Stored data:
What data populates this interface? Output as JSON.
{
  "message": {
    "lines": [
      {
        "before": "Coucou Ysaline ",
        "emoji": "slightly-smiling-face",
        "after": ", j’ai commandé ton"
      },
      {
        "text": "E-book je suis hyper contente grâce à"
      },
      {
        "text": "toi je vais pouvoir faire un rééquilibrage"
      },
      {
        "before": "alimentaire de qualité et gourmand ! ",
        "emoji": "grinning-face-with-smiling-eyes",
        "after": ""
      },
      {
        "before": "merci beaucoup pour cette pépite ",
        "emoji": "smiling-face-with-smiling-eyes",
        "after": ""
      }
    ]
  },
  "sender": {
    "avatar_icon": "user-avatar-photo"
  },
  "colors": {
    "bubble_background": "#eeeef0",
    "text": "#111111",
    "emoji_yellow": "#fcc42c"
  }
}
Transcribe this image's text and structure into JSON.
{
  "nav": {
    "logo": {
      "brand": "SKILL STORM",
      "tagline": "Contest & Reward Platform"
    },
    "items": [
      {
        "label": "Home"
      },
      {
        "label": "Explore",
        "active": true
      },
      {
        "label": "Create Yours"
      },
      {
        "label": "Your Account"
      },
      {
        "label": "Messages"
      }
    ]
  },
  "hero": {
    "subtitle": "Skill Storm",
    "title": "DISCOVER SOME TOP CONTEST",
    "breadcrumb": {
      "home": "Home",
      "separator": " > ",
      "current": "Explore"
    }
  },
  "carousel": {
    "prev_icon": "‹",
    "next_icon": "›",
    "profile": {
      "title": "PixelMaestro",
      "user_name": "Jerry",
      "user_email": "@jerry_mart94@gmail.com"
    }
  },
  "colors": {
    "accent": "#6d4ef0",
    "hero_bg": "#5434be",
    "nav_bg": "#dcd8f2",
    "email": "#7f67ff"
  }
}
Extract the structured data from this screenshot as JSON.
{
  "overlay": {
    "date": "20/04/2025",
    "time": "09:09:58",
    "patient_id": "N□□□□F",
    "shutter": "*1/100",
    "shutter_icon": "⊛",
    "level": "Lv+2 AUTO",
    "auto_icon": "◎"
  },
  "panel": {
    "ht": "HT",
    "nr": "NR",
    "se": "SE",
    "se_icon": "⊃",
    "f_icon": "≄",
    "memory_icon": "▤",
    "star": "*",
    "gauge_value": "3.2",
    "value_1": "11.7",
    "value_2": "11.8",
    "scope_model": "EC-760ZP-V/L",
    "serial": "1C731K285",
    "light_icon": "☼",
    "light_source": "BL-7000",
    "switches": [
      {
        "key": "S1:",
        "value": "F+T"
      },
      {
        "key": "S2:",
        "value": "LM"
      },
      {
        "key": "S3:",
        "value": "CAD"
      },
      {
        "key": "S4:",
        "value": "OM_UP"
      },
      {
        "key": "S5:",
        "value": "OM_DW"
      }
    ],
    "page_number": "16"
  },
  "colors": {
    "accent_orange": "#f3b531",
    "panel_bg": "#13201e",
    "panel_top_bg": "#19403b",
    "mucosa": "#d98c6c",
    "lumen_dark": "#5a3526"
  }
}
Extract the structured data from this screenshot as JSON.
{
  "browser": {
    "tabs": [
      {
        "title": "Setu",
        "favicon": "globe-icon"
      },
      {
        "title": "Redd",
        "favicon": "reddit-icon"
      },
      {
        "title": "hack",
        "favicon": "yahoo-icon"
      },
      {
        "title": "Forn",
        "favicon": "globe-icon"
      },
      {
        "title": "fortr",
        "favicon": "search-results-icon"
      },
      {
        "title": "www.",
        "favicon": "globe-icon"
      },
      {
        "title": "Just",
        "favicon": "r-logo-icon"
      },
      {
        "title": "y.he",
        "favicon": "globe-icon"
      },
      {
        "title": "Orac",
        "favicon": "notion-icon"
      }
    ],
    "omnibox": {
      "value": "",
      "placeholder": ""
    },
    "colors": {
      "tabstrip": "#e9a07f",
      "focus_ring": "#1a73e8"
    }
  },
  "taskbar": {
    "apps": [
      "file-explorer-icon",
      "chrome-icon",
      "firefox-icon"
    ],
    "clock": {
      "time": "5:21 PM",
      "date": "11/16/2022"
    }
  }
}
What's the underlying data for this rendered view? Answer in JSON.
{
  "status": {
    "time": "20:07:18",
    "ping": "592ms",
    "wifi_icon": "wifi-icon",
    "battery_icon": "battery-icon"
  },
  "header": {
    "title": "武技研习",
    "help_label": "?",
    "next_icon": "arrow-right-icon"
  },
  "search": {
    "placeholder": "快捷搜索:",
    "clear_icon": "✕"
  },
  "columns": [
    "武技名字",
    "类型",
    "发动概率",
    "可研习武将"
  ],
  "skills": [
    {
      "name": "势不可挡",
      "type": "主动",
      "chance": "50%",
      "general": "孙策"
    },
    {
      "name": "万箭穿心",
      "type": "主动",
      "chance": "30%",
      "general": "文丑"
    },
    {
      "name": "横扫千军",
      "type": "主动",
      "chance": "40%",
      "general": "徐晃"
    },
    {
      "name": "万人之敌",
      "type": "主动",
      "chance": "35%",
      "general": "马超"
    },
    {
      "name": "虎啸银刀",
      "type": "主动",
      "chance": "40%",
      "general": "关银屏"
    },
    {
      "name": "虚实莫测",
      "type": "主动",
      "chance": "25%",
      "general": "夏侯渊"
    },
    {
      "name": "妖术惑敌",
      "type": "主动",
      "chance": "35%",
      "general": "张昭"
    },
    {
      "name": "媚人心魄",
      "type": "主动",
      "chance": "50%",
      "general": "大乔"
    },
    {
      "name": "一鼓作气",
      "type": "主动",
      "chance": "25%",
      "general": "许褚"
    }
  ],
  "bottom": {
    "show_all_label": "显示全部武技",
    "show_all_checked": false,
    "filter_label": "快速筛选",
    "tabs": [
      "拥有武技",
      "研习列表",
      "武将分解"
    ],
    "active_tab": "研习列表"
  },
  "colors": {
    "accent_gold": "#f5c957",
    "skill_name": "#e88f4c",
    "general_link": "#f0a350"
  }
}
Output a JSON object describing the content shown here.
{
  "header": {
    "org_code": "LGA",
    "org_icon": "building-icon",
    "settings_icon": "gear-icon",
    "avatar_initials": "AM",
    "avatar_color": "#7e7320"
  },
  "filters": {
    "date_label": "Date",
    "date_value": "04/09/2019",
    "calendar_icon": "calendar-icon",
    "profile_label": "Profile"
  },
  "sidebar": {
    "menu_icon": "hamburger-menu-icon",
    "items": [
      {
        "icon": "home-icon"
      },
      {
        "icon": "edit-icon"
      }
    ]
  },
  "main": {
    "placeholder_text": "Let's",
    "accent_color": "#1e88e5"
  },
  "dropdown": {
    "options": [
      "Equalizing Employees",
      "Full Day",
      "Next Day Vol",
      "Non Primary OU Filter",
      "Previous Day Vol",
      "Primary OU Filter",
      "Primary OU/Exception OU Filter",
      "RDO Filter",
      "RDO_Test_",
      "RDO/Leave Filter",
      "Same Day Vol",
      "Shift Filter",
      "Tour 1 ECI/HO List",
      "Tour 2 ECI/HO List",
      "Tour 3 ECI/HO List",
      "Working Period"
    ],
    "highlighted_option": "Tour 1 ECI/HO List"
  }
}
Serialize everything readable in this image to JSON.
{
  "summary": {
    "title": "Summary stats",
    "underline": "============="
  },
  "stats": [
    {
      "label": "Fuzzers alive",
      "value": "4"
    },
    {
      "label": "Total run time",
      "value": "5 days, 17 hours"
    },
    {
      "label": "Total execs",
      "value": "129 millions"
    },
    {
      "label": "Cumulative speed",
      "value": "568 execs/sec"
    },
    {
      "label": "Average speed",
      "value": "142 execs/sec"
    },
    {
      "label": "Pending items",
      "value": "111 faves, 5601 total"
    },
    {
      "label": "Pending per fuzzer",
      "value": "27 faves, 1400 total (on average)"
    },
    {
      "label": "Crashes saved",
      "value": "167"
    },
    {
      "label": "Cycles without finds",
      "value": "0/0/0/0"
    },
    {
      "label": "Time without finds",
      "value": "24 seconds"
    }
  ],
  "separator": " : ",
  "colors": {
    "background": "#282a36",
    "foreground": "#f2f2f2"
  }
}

Stated exercise =>
What needs duplicating is the run of lines from the one containing "Serialize everything readable" through the last line of the entries above, exact and complete.

Solution to this task =>
Serialize everything readable in this image to JSON.
{
  "summary": {
    "title": "Summary stats",
    "underline": "============="
  },
  "stats": [
    {
      "label": "Fuzzers alive",
      "value": "4"
    },
    {
      "label": "Total run time",
      "value": "5 days, 17 hours"
    },
    {
      "label": "Total execs",
      "value": "129 millions"
    },
    {
      "label": "Cumulative speed",
      "value": "568 execs/sec"
    },
    {
      "label": "Average speed",
      "value": "142 execs/sec"
    },
    {
      "label": "Pending items",
      "value": "111 faves, 5601 total"
    },
    {
      "label": "Pending per fuzzer",
      "value": "27 faves, 1400 total (on average)"
    },
    {
      "label": "Crashes saved",
      "value": "167"
    },
    {
      "label": "Cycles without finds",
      "value": "0/0/0/0"
    },
    {
      "label": "Time without finds",
      "value": "24 seconds"
    }
  ],
  "separator": " : ",
  "colors": {
    "background": "#282a36",
    "foreground": "#f2f2f2"
  }
}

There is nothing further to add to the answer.